In this exercise, reproduce all the entries that follow exactly.

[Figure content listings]
----
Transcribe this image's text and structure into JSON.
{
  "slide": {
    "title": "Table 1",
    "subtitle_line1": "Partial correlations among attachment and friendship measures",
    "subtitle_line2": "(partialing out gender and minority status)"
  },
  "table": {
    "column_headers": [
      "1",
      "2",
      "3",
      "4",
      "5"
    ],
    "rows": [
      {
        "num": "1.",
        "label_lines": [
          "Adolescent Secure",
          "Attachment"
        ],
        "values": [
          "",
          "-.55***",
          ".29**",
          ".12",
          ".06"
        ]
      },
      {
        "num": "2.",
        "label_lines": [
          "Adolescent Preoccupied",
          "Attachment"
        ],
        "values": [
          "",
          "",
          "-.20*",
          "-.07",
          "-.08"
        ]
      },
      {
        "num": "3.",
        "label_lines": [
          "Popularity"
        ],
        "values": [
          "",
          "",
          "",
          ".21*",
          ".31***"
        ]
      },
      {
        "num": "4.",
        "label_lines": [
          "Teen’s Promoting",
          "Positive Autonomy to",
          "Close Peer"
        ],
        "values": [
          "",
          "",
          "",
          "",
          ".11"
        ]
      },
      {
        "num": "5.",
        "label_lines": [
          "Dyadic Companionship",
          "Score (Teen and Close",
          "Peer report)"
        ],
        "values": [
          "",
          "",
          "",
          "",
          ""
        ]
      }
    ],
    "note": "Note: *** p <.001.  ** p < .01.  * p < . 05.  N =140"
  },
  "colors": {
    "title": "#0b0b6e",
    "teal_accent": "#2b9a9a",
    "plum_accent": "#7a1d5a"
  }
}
----
RESPONSE FOR THIS EXERCISE
Transcribe this image's text and structure into JSON.
{
  "slide": {
    "title": "Table 1",
    "subtitle_line1": "Partial correlations among attachment and friendship measures",
    "subtitle_line2": "(partialing out gender and minority status)"
  },
  "table": {
    "column_headers": [
      "1",
      "2",
      "3",
      "4",
      "5"
    ],
    "rows": [
      {
        "num": "1.",
        "label_lines": [
          "Adolescent Secure",
          "Attachment"
        ],
        "values": [
          "",
          "-.55***",
          ".29**",
          ".12",
          ".06"
        ]
      },
      {
        "num": "2.",
        "label_lines": [
          "Adolescent Preoccupied",
          "Attachment"
        ],
        "values": [
          "",
          "",
          "-.20*",
          "-.07",
          "-.08"
        ]
      },
      {
        "num": "3.",
        "label_lines": [
          "Popularity"
        ],
        "values": [
          "",
          "",
          "",
          ".21*",
          ".31***"
        ]
      },
      {
        "num": "4.",
        "label_lines": [
          "Teen’s Promoting",
          "Positive Autonomy to",
          "Close Peer"
        ],
        "values": [
          "",
          "",
          "",
          "",
          ".11"
        ]
      },
      {
        "num": "5.",
        "label_lines": [
          "Dyadic Companionship",
          "Score (Teen and Close",
          "Peer report)"
        ],
        "values": [
          "",
          "",
          "",
          "",
          ""
        ]
      }
    ],
    "note": "Note: *** p <.001.  ** p < .01.  * p < . 05.  N =140"
  },
  "colors": {
    "title": "#0b0b6e",
    "teal_accent": "#2b9a9a",
    "plum_accent": "#7a1d5a"
  }
}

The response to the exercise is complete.